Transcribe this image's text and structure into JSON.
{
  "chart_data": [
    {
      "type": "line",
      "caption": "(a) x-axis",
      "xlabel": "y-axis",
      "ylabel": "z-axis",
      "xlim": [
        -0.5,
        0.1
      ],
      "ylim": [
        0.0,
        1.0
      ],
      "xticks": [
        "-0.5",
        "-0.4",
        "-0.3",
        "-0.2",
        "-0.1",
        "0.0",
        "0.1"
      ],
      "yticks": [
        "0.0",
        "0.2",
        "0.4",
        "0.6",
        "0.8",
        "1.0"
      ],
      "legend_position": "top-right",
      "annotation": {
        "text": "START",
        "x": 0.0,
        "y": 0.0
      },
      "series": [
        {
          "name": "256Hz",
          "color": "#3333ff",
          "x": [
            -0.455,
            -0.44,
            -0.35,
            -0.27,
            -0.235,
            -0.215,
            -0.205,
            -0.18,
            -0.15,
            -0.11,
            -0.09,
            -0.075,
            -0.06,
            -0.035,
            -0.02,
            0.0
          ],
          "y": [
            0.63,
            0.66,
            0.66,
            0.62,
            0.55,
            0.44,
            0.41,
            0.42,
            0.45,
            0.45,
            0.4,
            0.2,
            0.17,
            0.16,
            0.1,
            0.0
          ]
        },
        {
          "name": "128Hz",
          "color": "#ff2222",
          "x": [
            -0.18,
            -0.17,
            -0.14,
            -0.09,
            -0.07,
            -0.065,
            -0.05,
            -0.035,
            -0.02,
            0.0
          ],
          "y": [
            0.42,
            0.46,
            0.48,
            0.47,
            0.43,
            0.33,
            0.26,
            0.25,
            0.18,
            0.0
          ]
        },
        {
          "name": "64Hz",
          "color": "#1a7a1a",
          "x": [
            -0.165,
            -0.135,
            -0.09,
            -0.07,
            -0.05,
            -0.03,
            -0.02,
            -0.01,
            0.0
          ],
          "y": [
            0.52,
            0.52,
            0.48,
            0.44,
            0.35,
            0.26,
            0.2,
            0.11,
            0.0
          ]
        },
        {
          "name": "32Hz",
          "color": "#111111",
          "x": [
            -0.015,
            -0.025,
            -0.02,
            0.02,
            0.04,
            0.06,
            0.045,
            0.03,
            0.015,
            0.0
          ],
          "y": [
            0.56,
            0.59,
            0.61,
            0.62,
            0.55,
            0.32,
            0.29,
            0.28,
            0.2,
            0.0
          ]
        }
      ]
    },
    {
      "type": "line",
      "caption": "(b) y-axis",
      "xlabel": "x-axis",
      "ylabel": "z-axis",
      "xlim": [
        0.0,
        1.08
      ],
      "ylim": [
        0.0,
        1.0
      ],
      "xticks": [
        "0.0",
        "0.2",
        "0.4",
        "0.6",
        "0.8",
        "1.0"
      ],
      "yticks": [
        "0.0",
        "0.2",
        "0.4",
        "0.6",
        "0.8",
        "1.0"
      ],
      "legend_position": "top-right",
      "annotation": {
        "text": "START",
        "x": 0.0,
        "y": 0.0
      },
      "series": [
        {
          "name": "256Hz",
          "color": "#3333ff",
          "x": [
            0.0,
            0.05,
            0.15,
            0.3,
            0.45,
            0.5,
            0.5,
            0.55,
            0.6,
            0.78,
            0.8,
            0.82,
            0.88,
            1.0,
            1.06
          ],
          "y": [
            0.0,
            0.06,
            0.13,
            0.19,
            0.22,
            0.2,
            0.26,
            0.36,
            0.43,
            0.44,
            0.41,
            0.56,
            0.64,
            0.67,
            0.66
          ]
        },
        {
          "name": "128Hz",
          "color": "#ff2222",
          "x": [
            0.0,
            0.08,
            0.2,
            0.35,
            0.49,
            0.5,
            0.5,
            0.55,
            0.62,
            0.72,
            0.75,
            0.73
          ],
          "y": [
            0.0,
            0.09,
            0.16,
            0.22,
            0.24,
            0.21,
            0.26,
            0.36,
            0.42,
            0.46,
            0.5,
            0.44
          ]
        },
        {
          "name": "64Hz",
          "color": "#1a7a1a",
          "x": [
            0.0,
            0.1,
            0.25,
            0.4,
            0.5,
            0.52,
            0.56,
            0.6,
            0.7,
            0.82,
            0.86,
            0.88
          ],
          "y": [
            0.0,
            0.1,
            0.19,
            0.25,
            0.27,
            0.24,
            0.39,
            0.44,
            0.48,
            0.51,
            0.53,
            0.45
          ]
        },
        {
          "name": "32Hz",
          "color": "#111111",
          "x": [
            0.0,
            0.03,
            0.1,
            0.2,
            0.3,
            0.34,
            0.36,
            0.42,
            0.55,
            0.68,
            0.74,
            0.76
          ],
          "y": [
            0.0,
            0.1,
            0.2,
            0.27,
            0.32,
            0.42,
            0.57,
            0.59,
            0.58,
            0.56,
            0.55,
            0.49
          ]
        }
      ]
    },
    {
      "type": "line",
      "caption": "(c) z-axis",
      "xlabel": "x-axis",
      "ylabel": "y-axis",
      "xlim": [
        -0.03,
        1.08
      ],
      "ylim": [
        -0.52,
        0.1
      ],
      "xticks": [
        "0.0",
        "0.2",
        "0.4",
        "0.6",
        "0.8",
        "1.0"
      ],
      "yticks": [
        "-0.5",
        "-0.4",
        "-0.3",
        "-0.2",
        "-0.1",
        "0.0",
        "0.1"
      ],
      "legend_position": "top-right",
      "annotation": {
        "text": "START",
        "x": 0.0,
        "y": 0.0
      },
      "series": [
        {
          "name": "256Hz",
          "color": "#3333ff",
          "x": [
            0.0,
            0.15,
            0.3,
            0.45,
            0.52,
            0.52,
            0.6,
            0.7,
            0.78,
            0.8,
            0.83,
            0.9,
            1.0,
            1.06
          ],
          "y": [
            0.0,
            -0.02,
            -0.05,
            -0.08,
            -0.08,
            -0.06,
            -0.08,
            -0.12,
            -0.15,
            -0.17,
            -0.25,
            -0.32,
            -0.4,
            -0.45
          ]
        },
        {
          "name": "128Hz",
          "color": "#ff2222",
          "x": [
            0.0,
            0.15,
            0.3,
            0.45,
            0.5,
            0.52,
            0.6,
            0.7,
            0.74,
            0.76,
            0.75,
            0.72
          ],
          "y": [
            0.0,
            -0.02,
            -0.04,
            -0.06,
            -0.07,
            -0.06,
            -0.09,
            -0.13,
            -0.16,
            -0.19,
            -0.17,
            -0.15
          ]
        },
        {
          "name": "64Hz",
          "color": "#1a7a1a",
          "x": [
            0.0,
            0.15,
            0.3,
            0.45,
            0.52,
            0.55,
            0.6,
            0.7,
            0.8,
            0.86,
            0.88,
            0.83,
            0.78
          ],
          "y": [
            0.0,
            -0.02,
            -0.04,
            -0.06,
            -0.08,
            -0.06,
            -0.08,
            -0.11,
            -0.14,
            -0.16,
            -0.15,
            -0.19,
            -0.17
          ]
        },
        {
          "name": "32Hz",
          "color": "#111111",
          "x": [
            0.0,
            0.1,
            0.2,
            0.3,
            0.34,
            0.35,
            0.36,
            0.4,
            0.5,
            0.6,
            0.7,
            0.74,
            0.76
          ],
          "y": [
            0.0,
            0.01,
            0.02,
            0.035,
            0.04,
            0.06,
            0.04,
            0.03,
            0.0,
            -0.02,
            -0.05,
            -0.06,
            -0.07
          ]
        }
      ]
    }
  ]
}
=======
**What this task involves:** Here, the records must be output exactly and in full.

**Result:**
Transcribe this image's text and structure into JSON.
{
  "chart_data": [
    {
      "type": "line",
      "caption": "(a) x-axis",
      "xlabel": "y-axis",
      "ylabel": "z-axis",
      "xlim": [
        -0.5,
        0.1
      ],
      "ylim": [
        0.0,
        1.0
      ],
      "xticks": [
        "-0.5",
        "-0.4",
        "-0.3",
        "-0.2",
        "-0.1",
        "0.0",
        "0.1"
      ],
      "yticks": [
        "0.0",
        "0.2",
        "0.4",
        "0.6",
        "0.8",
        "1.0"
      ],
      "legend_position": "top-right",
      "annotation": {
        "text": "START",
        "x": 0.0,
        "y": 0.0
      },
      "series": [
        {
          "name": "256Hz",
          "color": "#3333ff",
          "x": [
            -0.455,
            -0.44,
            -0.35,
            -0.27,
            -0.235,
            -0.215,
            -0.205,
            -0.18,
            -0.15,
            -0.11,
            -0.09,
            -0.075,
            -0.06,
            -0.035,
            -0.02,
            0.0
          ],
          "y": [
            0.63,
            0.66,
            0.66,
            0.62,
            0.55,
            0.44,
            0.41,
            0.42,
            0.45,
            0.45,
            0.4,
            0.2,
            0.17,
            0.16,
            0.1,
            0.0
          ]
        },
        {
          "name": "128Hz",
          "color": "#ff2222",
          "x": [
            -0.18,
            -0.17,
            -0.14,
            -0.09,
            -0.07,
            -0.065,
            -0.05,
            -0.035,
            -0.02,
            0.0
          ],
          "y": [
            0.42,
            0.46,
            0.48,
            0.47,
            0.43,
            0.33,
            0.26,
            0.25,
            0.18,
            0.0
          ]
        },
        {
          "name": "64Hz",
          "color": "#1a7a1a",
          "x": [
            -0.165,
            -0.135,
            -0.09,
            -0.07,
            -0.05,
            -0.03,
            -0.02,
            -0.01,
            0.0
          ],
          "y": [
            0.52,
            0.52,
            0.48,
            0.44,
            0.35,
            0.26,
            0.2,
            0.11,
            0.0
          ]
        },
        {
          "name": "32Hz",
          "color": "#111111",
          "x": [
            -0.015,
            -0.025,
            -0.02,
            0.02,
            0.04,
            0.06,
            0.045,
            0.03,
            0.015,
            0.0
          ],
          "y": [
            0.56,
            0.59,
            0.61,
            0.62,
            0.55,
            0.32,
            0.29,
            0.28,
            0.2,
            0.0
          ]
        }
      ]
    },
    {
      "type": "line",
      "caption": "(b) y-axis",
      "xlabel": "x-axis",
      "ylabel": "z-axis",
      "xlim": [
        0.0,
        1.08
      ],
      "ylim": [
        0.0,
        1.0
      ],
      "xticks": [
        "0.0",
        "0.2",
        "0.4",
        "0.6",
        "0.8",
        "1.0"
      ],
      "yticks": [
        "0.0",
        "0.2",
        "0.4",
        "0.6",
        "0.8",
        "1.0"
      ],
      "legend_position": "top-right",
      "annotation": {
        "text": "START",
        "x": 0.0,
        "y": 0.0
      },
      "series": [
        {
          "name": "256Hz",
          "color": "#3333ff",
          "x": [
            0.0,
            0.05,
            0.15,
            0.3,
            0.45,
            0.5,
            0.5,
            0.55,
            0.6,
            0.78,
            0.8,
            0.82,
            0.88,
            1.0,
            1.06
          ],
          "y": [
            0.0,
            0.06,
            0.13,
            0.19,
            0.22,
            0.2,
            0.26,
            0.36,
            0.43,
            0.44,
            0.41,
            0.56,
            0.64,
            0.67,
            0.66
          ]
        },
        {
          "name": "128Hz",
          "color": "#ff2222",
          "x": [
            0.0,
            0.08,
            0.2,
            0.35,
            0.49,
            0.5,
            0.5,
            0.55,
            0.62,
            0.72,
            0.75,
            0.73
          ],
          "y": [
            0.0,
            0.09,
            0.16,
            0.22,
            0.24,
            0.21,
            0.26,
            0.36,
            0.42,
            0.46,
            0.5,
            0.44
          ]
        },
        {
          "name": "64Hz",
          "color": "#1a7a1a",
          "x": [
            0.0,
            0.1,
            0.25,
            0.4,
            0.5,
            0.52,
            0.56,
            0.6,
            0.7,
            0.82,
            0.86,
            0.88
          ],
          "y": [
            0.0,
            0.1,
            0.19,
            0.25,
            0.27,
            0.24,
            0.39,
            0.44,
            0.48,
            0.51,
            0.53,
            0.45
          ]
        },
        {
          "name": "32Hz",
          "color": "#111111",
          "x": [
            0.0,
            0.03,
            0.1,
            0.2,
            0.3,
            0.34,
            0.36,
            0.42,
            0.55,
            0.68,
            0.74,
            0.76
          ],
          "y": [
            0.0,
            0.1,
            0.2,
            0.27,
            0.32,
            0.42,
            0.57,
            0.59,
            0.58,
            0.56,
            0.55,
            0.49
          ]
        }
      ]
    },
    {
      "type": "line",
      "caption": "(c) z-axis",
      "xlabel": "x-axis",
      "ylabel": "y-axis",
      "xlim": [
        -0.03,
        1.08
      ],
      "ylim": [
        -0.52,
        0.1
      ],
      "xticks": [
        "0.0",
        "0.2",
        "0.4",
        "0.6",
        "0.8",
        "1.0"
      ],
      "yticks": [
        "-0.5",
        "-0.4",
        "-0.3",
        "-0.2",
        "-0.1",
        "0.0",
        "0.1"
      ],
      "legend_position": "top-right",
      "annotation": {
        "text": "START",
        "x": 0.0,
        "y": 0.0
      },
      "series": [
        {
          "name": "256Hz",
          "color": "#3333ff",
          "x": [
            0.0,
            0.15,
            0.3,
            0.45,
            0.52,
            0.52,
            0.6,
            0.7,
            0.78,
            0.8,
            0.83,
            0.9,
            1.0,
            1.06
          ],
          "y": [
            0.0,
            -0.02,
            -0.05,
            -0.08,
            -0.08,
            -0.06,
            -0.08,
            -0.12,
            -0.15,
            -0.17,
            -0.25,
            -0.32,
            -0.4,
            -0.45
          ]
        },
        {
          "name": "128Hz",
          "color": "#ff2222",
          "x": [
            0.0,
            0.15,
            0.3,
            0.45,
            0.5,
            0.52,
            0.6,
            0.7,
            0.74,
            0.76,
            0.75,
            0.72
          ],
          "y": [
            0.0,
            -0.02,
            -0.04,
            -0.06,
            -0.07,
            -0.06,
            -0.09,
            -0.13,
            -0.16,
            -0.19,
            -0.17,
            -0.15
          ]
        },
        {
          "name": "64Hz",
          "color": "#1a7a1a",
          "x": [
            0.0,
            0.15,
            0.3,
            0.45,
            0.52,
            0.55,
            0.6,
            0.7,
            0.8,
            0.86,
            0.88,
            0.83,
            0.78
          ],
          "y": [
            0.0,
            -0.02,
            -0.04,
            -0.06,
            -0.08,
            -0.06,
            -0.08,
            -0.11,
            -0.14,
            -0.16,
            -0.15,
            -0.19,
            -0.17
          ]
        },
        {
          "name": "32Hz",
          "color": "#111111",
          "x": [
            0.0,
            0.1,
            0.2,
            0.3,
            0.34,
            0.35,
            0.36,
            0.4,
            0.5,
            0.6,
            0.7,
            0.74,
            0.76
          ],
          "y": [
            0.0,
            0.01,
            0.02,
            0.035,
            0.04,
            0.06,
            0.04,
            0.03,
            0.0,
            -0.02,
            -0.05,
            -0.06,
            -0.07
          ]
        }
      ]
    }
  ]
}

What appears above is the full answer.